Set problem -
Copy the records below exactly, omitting any pictures they contain.

Records for this exercise -
··········
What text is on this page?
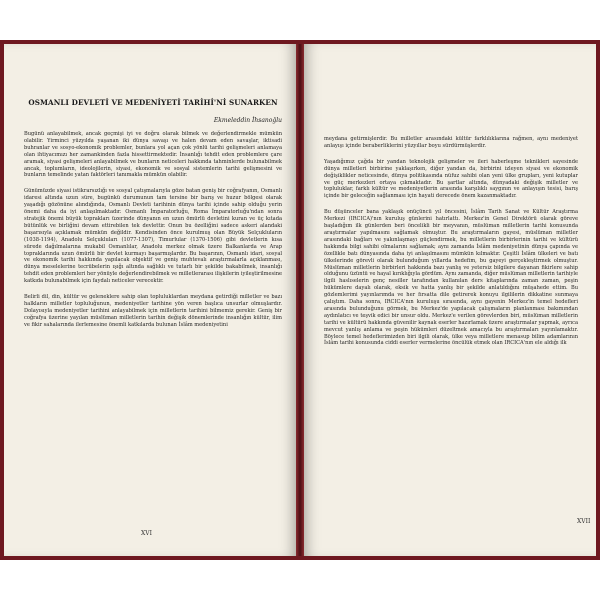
OSMANLI DEVLETİ VE MEDENİYETİ TARİHİ'Nİ SUNARKEN
Ekmeleddin İhsanoğlu

Bugünü anlayabilmek, ancak geçmişi iyi ve doğru olarak bilmek ve değerlendirmekle mümkün olabilir. Yirminci yüzyılda yaşanan iki dünya savaşı ve halen devam eden savaşlar, iktisadi buhranlar ve sosyo-ekonomik problemler, bunlara yol açan çok yönlü tarihi gelişmeleri anlamaya olan ihtiyacımızı her zamankinden fazla hissettirmektedir. İnsanlığı tehdit eden problemlere çare aramak, siyasi gelişmeleri anlayabilmek ve bunların neticeleri hakkında tahminlerde bulunabilmek ancak, toplumların, ideolojilerin, siyasi, ekonomik ve sosyal sistemlerin tarihi gelişmesini ve bunların temelinde yatan faktörleri tanımakla mümkün olabilir.

Günümüzde siyasi istikrarsızlığı ve sosyal çatışmalarıyla göze batan geniş bir coğrafyanın, Osmanlı idaresi altında uzun süre, bugünkü durumunun tam tersine bir barış ve huzur bölgesi olarak yaşadığı gözönüne alındığında, Osmanlı Devleti tarihinin dünya tarihi içinde sahip olduğu yerin önemi daha da iyi anlaşılmaktadır. Osmanlı İmparatorluğu, Roma İmparatorluğu'ndan sonra stratejik önemi büyük toprakları üzerinde dünyanın en uzun ömürlü devletini kuran ve üç kıtada bütünlük ve birliğini devam ettirebilen tek devlettir. Onun bu özelliğini sadece askeri alandaki başarısıyla açıklamak mümkün değildir. Kendisinden önce kurulmuş olan Büyük Selçukluların (1038-1194), Anadolu Selçukluları (1077-1307), Timurlular (1370-1506) gibi devletlerin kısa sürede dağılmalarına mukabil Osmanlılar, Anadolu merkez olmak üzere Balkanlarda ve Arap topraklarında uzun ömürlü bir devlet kurmayı başarmışlardır. Bu başarının, Osmanlı idari, sosyal ve ekonomik tarihi hakkında yapılacak objektif ve geniş muhtevalı araştırmalarla açıklanması, dünya meselelerine tecrübelerin ışığı altında sağlıklı ve tutarlı bir şekilde bakabilmek, insanlığı tehdit eden problemleri her yönüyle değerlendirebilmek ve milletlerarası ilişkilerin iyileştirilmesine katkıda bulunabilmek için faydalı neticeler verecektir.

Belirli dil, din, kültür ve geleneklere sahip olan topluluklardan meydana getirdiği milletler ve bazı halkların milletler topluluğunun, medeniyetler tarihine yön veren başlıca unsurlar olmuşlardır. Dolayısıyla medeniyetler tarihini anlayabilmek için milletlerin tarihini bilmemiz gerekir. Geniş bir coğrafya üzerine yayılan müslüman milletlerin tarihin değişik dönemlerinde insanlığın kültür, ilim ve fikir sahalarında ilerlemesine önemli katkılarda bulunan İslâm medeniyetini

XVI

meydana getirmişlerdir. Bu milletler arasındaki kültür farklılıklarına rağmen, aynı medeniyet anlayışı içinde beraberliklerini yüzyıllar boyu sürdürmüşlerdir.

Yaşadığımız çağda bir yandan teknolojik gelişmeler ve ileri haberleşme teknikleri sayesinde dünya milletleri birbirine yaklaşırken, diğer yandan da, birbirini izleyen siyasi ve ekonomik değişiklikler neticesinde, dünya politikasında nüfuz sahibi olan yeni ülke grupları, yeni kutuplar ve güç merkezleri ortaya çıkmaktadır. Bu şartlar altında, dünyadaki değişik milletler ve topluluklar, farklı kültür ve medeniyetlerin arasında karşılıklı saygının ve anlayışın tesisi, barış içinde bir geleceğin sağlanması için hayati derecede önem kazanmaktadır.

Bu düşünceler bana yaklaşık onüçüncü yıl öncesini, İslâm Tarih Sanat ve Kültür Araştırma Merkezi (IRCICA)'nın kuruluş günlerini hatırlattı. Merkez'in Genel Direktörü olarak göreve başladığım ilk günlerden beri öncelikli bir meyvanın, müslüman milletlerin tarihi konusunda araştırmalar yapılmasını sağlamak olmuştur. Bu araştırmaların gayesi, müslüman milletler arasındaki bağları ve yakınlaşmayı güçlendirmek, bu milletlerin birbirlerinin tarihi ve kültürü hakkında bilgi sahibi olmalarını sağlamak; aynı zamanda İslâm medeniyetinin dünya çapında ve özellikle batı dünyasında daha iyi anlaşılmasını mümkün kılmaktır. Çeşitli İslâm ülkeleri ve batı ülkelerinde görevli olarak bulunduğum yıllarda hedefim, bu gayeyi gerçekleştirmek olmuştur. Müslüman milletlerin birbirleri hakkında bazı yanlış ve yetersiz bilgilere dayanan fikirlere sahip olduğunu üzüntü ve hayal kırıklığıyla gördüm. Aynı zamanda, diğer müslüman milletlerin tarihiyle ilgili haslıselerin genç nesiller tarafından kullanılan ders kitaplarında zaman zaman, peşin hükümlere dayalı olarak, eksik ve hatta yanlış bir şekilde anlatıldığını müşahede ettim. Bu gözlemlerimi yayınlarımda ve her fırsatta dile getirerek konuyu ilgililerin dikkatine sunmaya çalıştım. Daha sonra, IRCICA'nın kuruluşu sırasında, aynı gayenin Merkez'in temel hedefleri arasında bulunduğunu görmek, bu Merkez'de yapılacak çalışmaların planlanması bakımından aydınlatıcı ve teşvik edici bir unsur oldu. Merkez'e verilen görevlerden biri, müslüman milletlerin tarihi ve kültürü hakkında güvenilir kaynak eserler hazırlamak üzere araştırmalar yapmak, ayrıca mevcut yanlış anlama ve peşin hükümleri düzeltmek amacıyla bu araştırmaları yayınlamaktır. Böylece temel hedeflerimizden biri ilgili olarak, ülke veya milletlere menasup bilim adamlarının İslâm tarihi konusunda ciddi eserler vermelerine öncülük etmek olan IRCICA'nın ele aldığı ilk

XVII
··········
Exercise result -
What text is on this page?
OSMANLI DEVLETİ VE MEDENİYETİ TARİHİ'Nİ SUNARKEN
Ekmeleddin İhsanoğlu

Bugünü anlayabilmek, ancak geçmişi iyi ve doğru olarak bilmek ve değerlendirmekle mümkün olabilir. Yirminci yüzyılda yaşanan iki dünya savaşı ve halen devam eden savaşlar, iktisadi buhranlar ve sosyo-ekonomik problemler, bunlara yol açan çok yönlü tarihi gelişmeleri anlamaya olan ihtiyacımızı her zamankinden fazla hissettirmektedir. İnsanlığı tehdit eden problemlere çare aramak, siyasi gelişmeleri anlayabilmek ve bunların neticeleri hakkında tahminlerde bulunabilmek ancak, toplumların, ideolojilerin, siyasi, ekonomik ve sosyal sistemlerin tarihi gelişmesini ve bunların temelinde yatan faktörleri tanımakla mümkün olabilir.

Günümüzde siyasi istikrarsızlığı ve sosyal çatışmalarıyla göze batan geniş bir coğrafyanın, Osmanlı idaresi altında uzun süre, bugünkü durumunun tam tersine bir barış ve huzur bölgesi olarak yaşadığı gözönüne alındığında, Osmanlı Devleti tarihinin dünya tarihi içinde sahip olduğu yerin önemi daha da iyi anlaşılmaktadır. Osmanlı İmparatorluğu, Roma İmparatorluğu'ndan sonra stratejik önemi büyük toprakları üzerinde dünyanın en uzun ömürlü devletini kuran ve üç kıtada bütünlük ve birliğini devam ettirebilen tek devlettir. Onun bu özelliğini sadece askeri alandaki başarısıyla açıklamak mümkün değildir. Kendisinden önce kurulmuş olan Büyük Selçukluların (1038-1194), Anadolu Selçukluları (1077-1307), Timurlular (1370-1506) gibi devletlerin kısa sürede dağılmalarına mukabil Osmanlılar, Anadolu merkez olmak üzere Balkanlarda ve Arap topraklarında uzun ömürlü bir devlet kurmayı başarmışlardır. Bu başarının, Osmanlı idari, sosyal ve ekonomik tarihi hakkında yapılacak objektif ve geniş muhtevalı araştırmalarla açıklanması, dünya meselelerine tecrübelerin ışığı altında sağlıklı ve tutarlı bir şekilde bakabilmek, insanlığı tehdit eden problemleri her yönüyle değerlendirebilmek ve milletlerarası ilişkilerin iyileştirilmesine katkıda bulunabilmek için faydalı neticeler verecektir.

Belirli dil, din, kültür ve geleneklere sahip olan topluluklardan meydana getirdiği milletler ve bazı halkların milletler topluluğunun, medeniyetler tarihine yön veren başlıca unsurlar olmuşlardır. Dolayısıyla medeniyetler tarihini anlayabilmek için milletlerin tarihini bilmemiz gerekir. Geniş bir coğrafya üzerine yayılan müslüman milletlerin tarihin değişik dönemlerinde insanlığın kültür, ilim ve fikir sahalarında ilerlemesine önemli katkılarda bulunan İslâm medeniyetini

XVI

meydana getirmişlerdir. Bu milletler arasındaki kültür farklılıklarına rağmen, aynı medeniyet anlayışı içinde beraberliklerini yüzyıllar boyu sürdürmüşlerdir.

Yaşadığımız çağda bir yandan teknolojik gelişmeler ve ileri haberleşme teknikleri sayesinde dünya milletleri birbirine yaklaşırken, diğer yandan da, birbirini izleyen siyasi ve ekonomik değişiklikler neticesinde, dünya politikasında nüfuz sahibi olan yeni ülke grupları, yeni kutuplar ve güç merkezleri ortaya çıkmaktadır. Bu şartlar altında, dünyadaki değişik milletler ve topluluklar, farklı kültür ve medeniyetlerin arasında karşılıklı saygının ve anlayışın tesisi, barış içinde bir geleceğin sağlanması için hayati derecede önem kazanmaktadır.

Bu düşünceler bana yaklaşık onüçüncü yıl öncesini, İslâm Tarih Sanat ve Kültür Araştırma Merkezi (IRCICA)'nın kuruluş günlerini hatırlattı. Merkez'in Genel Direktörü olarak göreve başladığım ilk günlerden beri öncelikli bir meyvanın, müslüman milletlerin tarihi konusunda araştırmalar yapılmasını sağlamak olmuştur. Bu araştırmaların gayesi, müslüman milletler arasındaki bağları ve yakınlaşmayı güçlendirmek, bu milletlerin birbirlerinin tarihi ve kültürü hakkında bilgi sahibi olmalarını sağlamak; aynı zamanda İslâm medeniyetinin dünya çapında ve özellikle batı dünyasında daha iyi anlaşılmasını mümkün kılmaktır. Çeşitli İslâm ülkeleri ve batı ülkelerinde görevli olarak bulunduğum yıllarda hedefim, bu gayeyi gerçekleştirmek olmuştur. Müslüman milletlerin birbirleri hakkında bazı yanlış ve yetersiz bilgilere dayanan fikirlere sahip olduğunu üzüntü ve hayal kırıklığıyla gördüm. Aynı zamanda, diğer müslüman milletlerin tarihiyle ilgili haslıselerin genç nesiller tarafından kullanılan ders kitaplarında zaman zaman, peşin hükümlere dayalı olarak, eksik ve hatta yanlış bir şekilde anlatıldığını müşahede ettim. Bu gözlemlerimi yayınlarımda ve her fırsatta dile getirerek konuyu ilgililerin dikkatine sunmaya çalıştım. Daha sonra, IRCICA'nın kuruluşu sırasında, aynı gayenin Merkez'in temel hedefleri arasında bulunduğunu görmek, bu Merkez'de yapılacak çalışmaların planlanması bakımından aydınlatıcı ve teşvik edici bir unsur oldu. Merkez'e verilen görevlerden biri, müslüman milletlerin tarihi ve kültürü hakkında güvenilir kaynak eserler hazırlamak üzere araştırmalar yapmak, ayrıca mevcut yanlış anlama ve peşin hükümleri düzeltmek amacıyla bu araştırmaları yayınlamaktır. Böylece temel hedeflerimizden biri ilgili olarak, ülke veya milletlere menasup bilim adamlarının İslâm tarihi konusunda ciddi eserler vermelerine öncülük etmek olan IRCICA'nın ele aldığı ilk

XVII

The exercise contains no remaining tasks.